- _Directions for this task_
Wherever a line holds the string "label", copy that line.

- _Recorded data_
■ ■ ■
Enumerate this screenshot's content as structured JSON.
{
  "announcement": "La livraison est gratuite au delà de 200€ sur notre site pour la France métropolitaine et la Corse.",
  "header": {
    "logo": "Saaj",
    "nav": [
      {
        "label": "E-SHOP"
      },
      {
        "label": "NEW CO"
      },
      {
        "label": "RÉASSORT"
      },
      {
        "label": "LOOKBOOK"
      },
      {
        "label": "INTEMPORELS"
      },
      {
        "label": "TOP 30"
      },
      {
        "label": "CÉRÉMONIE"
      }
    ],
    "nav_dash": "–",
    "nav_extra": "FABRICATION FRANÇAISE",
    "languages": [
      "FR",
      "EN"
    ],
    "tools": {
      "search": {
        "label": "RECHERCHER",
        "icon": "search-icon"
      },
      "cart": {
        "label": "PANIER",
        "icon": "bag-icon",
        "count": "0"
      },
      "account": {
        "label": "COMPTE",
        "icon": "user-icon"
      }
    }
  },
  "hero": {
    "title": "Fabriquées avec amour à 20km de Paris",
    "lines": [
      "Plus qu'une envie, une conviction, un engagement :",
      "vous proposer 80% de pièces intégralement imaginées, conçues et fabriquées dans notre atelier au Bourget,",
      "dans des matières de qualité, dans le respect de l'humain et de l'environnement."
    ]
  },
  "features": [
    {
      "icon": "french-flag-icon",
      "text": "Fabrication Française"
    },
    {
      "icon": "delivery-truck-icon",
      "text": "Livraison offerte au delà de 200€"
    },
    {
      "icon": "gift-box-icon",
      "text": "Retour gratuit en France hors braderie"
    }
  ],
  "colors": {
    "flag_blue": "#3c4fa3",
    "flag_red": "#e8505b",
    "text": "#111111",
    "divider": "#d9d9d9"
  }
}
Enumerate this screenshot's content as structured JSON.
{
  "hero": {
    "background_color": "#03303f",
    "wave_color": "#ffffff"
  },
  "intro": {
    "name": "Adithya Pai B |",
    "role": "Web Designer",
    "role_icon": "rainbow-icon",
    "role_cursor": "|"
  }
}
■ ■ ■
- _Full solution_
        "label": "E-SHOP"
        "label": "NEW CO"
        "label": "RÉASSORT"
        "label": "LOOKBOOK"
        "label": "INTEMPORELS"
        "label": "TOP 30"
        "label": "CÉRÉMONIE"
        "label": "RECHERCHER",
        "label": "PANIER",
        "label": "COMPTE",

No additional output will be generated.